→ **CHALLENGE**
Search the material for "Scan" and show all lines that contain it.

→ **PROVIDED MATERIAL**
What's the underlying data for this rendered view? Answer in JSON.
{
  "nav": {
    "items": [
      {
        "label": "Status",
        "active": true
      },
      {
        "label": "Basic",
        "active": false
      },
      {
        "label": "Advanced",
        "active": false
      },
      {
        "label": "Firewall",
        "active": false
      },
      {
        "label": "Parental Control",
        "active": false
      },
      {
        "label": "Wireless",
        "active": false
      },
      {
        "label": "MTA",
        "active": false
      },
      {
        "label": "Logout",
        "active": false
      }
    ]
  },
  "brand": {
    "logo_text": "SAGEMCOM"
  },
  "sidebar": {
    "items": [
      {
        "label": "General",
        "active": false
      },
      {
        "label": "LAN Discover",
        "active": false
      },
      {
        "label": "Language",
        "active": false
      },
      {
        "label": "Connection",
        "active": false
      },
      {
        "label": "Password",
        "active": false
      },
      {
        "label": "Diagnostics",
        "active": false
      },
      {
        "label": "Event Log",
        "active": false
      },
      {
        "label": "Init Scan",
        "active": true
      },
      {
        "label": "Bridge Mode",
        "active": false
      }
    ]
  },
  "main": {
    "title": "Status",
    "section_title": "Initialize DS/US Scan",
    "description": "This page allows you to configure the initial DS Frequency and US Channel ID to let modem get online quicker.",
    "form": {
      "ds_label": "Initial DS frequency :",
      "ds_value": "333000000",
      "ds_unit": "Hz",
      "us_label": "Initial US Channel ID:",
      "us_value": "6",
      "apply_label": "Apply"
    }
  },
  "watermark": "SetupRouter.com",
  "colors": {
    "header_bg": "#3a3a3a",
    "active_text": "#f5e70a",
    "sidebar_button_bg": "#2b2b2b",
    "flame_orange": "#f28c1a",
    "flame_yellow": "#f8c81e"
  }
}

→ **RESULT FOR THIS EXERCISE**
        "label": "Init Scan",
    "section_title": "Initialize DS/US Scan",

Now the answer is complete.